##### Ausgangstext

# Würden Sie gerne mehr über die Redakteure und Mitarbeiter der PC Games erfahren?



## Administrator (9. April 2007)

*Würden Sie gerne mehr über die Redakteure und Mitarbeiter der PC Games erfahren?*

Jetzt ist Ihre Meinung gefragt: Hier können Sie Ihren Kommentar zum Quickpoll veröffentlichen und mit  anderen Lesern darüber diskutieren.


----------



## Sukultan (9. April 2007)

*AW: Würden Sie gerne mehr über die Redakteure und Mitarbeiter der PC Games erfahren?*

Ich bin an PC-Spielen interessiert, nicht an PC-Spiele-Redakteuren. Außerdem bin ich auch schon viel zu alt für ein Groupie 

Obwohl ich den Film "Groupies Forever" ("The Banger Sisters"), mit den beiden nicht mehr ganz so jungen Mädchen Goldie Hawn und Susan Sarandon, sehr gut finde...


----------



## El_Cativo (9. April 2007)

*AW: Würden Sie gerne mehr über die Redakteure und Mitarbeiter der PC Games erfahren?*

Ja Mann, lasst uns einen Rossi PC-Games Redakteur Groupie Kult aufbauen....
Dann will ich aber auch ne Burtchen Actionfigur haben


----------



## Hombre3000 (9. April 2007)

*AW: Würden Sie gerne mehr über die Redakteure und Mitarbeiter der PC Games erfahren?*

Von zam weiss man ja leider genug


----------



## Michael-Miggi (9. April 2007)

*AW: Würden Sie gerne mehr über die Redakteure und Mitarbeiter der PC Games erfahren?*



			
				Hombre3000 am 09.04.2007 12:59 schrieb:
			
		

> Von zam weiss man ja leider genug




Wenn sowas jetzt kommt hab ich 10 Jahre meines Lebens verschwendet indem ich zu lange dass Bild von RR im dunklen Keller vewahrt habe....   

PS: Wartet noch 1 Woche *schnell eBay klick*


----------



## Mothman (9. April 2007)

*AW: Würden Sie gerne mehr über die Redakteure und Mitarbeiter der PC Games erfahren?*

Haha, wenn die Umfrage-Ergebnisse so bleiben, dann viel  Spaß beim Finden der Entscheidung.

##########

■ **Aufgabe 1**:
Beantworte zum Forumsthread oben:
(a) Welchen Film findet Sukultan sehr gut?
(b) Was für eine Actionfigur will El_Cativo haben?
(c) Wie viele Jahre seines Lebens hätte Michael-Miggi laut seinem Beitrag verschwendet?

##### Vorliegende Daten

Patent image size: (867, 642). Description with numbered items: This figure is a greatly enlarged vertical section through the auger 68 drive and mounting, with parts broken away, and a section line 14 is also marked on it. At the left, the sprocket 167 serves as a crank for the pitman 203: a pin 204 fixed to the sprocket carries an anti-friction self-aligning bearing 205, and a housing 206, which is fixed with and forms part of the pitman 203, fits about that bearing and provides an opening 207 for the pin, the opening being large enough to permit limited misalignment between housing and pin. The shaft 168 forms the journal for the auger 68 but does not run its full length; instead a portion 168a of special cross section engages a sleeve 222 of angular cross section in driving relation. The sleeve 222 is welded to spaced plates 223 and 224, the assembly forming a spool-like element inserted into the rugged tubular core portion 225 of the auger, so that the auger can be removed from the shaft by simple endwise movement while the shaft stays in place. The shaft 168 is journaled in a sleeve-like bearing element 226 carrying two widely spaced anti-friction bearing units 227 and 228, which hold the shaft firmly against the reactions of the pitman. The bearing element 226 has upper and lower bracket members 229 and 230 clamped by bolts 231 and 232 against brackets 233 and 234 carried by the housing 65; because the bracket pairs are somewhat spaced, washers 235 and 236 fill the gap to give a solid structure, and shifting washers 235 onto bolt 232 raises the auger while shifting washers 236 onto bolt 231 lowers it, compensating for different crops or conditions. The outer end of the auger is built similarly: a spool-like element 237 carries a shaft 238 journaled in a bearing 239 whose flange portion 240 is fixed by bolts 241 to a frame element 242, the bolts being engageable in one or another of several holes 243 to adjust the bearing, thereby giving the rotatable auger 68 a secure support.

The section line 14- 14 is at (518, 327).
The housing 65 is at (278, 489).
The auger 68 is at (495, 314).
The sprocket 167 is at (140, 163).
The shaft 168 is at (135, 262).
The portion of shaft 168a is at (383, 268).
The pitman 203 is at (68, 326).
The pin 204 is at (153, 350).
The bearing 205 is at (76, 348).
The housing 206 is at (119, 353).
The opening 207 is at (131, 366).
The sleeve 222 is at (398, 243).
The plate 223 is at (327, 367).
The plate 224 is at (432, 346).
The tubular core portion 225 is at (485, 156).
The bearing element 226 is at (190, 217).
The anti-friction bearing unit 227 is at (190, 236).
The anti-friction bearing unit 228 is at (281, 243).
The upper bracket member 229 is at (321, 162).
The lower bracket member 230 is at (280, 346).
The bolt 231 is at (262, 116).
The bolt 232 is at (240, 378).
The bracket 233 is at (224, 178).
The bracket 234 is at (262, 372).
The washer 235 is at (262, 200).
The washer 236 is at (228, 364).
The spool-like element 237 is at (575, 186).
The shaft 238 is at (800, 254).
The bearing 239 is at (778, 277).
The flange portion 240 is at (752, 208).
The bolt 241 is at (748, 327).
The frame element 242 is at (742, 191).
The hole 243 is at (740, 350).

##########

■ **Aufgabe 2**: Schreibe den Teil der Datensätze ab, der mit deren erster Zeile beginnt und mit der Zeile endet, die „The pitman 203 is at (68, 326).“ enthält, beide Zeilen eingeschlossen.

■ **Endergebnis 1**:
(a) „Groupies Forever“ („The Banger Sisters“)
(b) Eine Burtchen-Actionfigur
(c) 10 Jahre

■ **Endergebnis 2**:
Patent image size: (867, 642). Description with numbered items: This figure is a greatly enlarged vertical section through the auger 68 drive and mounting, with parts broken away, and a section line 14 is also marked on it. At the left, the sprocket 167 serves as a crank for the pitman 203: a pin 204 fixed to the sprocket carries an anti-friction self-aligning bearing 205, and a housing 206, which is fixed with and forms part of the pitman 203, fits about that bearing and provides an opening 207 for the pin, the opening being large enough to permit limited misalignment between housing and pin. The shaft 168 forms the journal for the auger 68 but does not run its full length; instead a portion 168a of special cross section engages a sleeve 222 of angular cross section in driving relation. The sleeve 222 is welded to spaced plates 223 and 224, the assembly forming a spool-like element inserted into the rugged tubular core portion 225 of the auger, so that the auger can be removed from the shaft by simple endwise movement while the shaft stays in place. The shaft 168 is journaled in a sleeve-like bearing element 226 carrying two widely spaced anti-friction bearing units 227 and 228, which hold the shaft firmly against the reactions of the pitman. The bearing element 226 has upper and lower bracket members 229 and 230 clamped by bolts 231 and 232 against brackets 233 and 234 carried by the housing 65; because the bracket pairs are somewhat spaced, washers 235 and 236 fill the gap to give a solid structure, and shifting washers 235 onto bolt 232 raises the auger while shifting washers 236 onto bolt 231 lowers it, compensating for different crops or conditions. The outer end of the auger is built similarly: a spool-like element 237 carries a shaft 238 journaled in a bearing 239 whose flange portion 240 is fixed by bolts 241 to a frame element 242, the bolts being engageable in one or another of several holes 243 to adjust the bearing, thereby giving the rotatable auger 68 a secure support.

The section line 14- 14 is at (518, 327).
The housing 65 is at (278, 489).
The auger 68 is at (495, 314).
The sprocket 167 is at (140, 163).
The shaft 168 is at (135, 262).
The portion of shaft 168a is at (383, 268).
The pitman 203 is at (68, 326).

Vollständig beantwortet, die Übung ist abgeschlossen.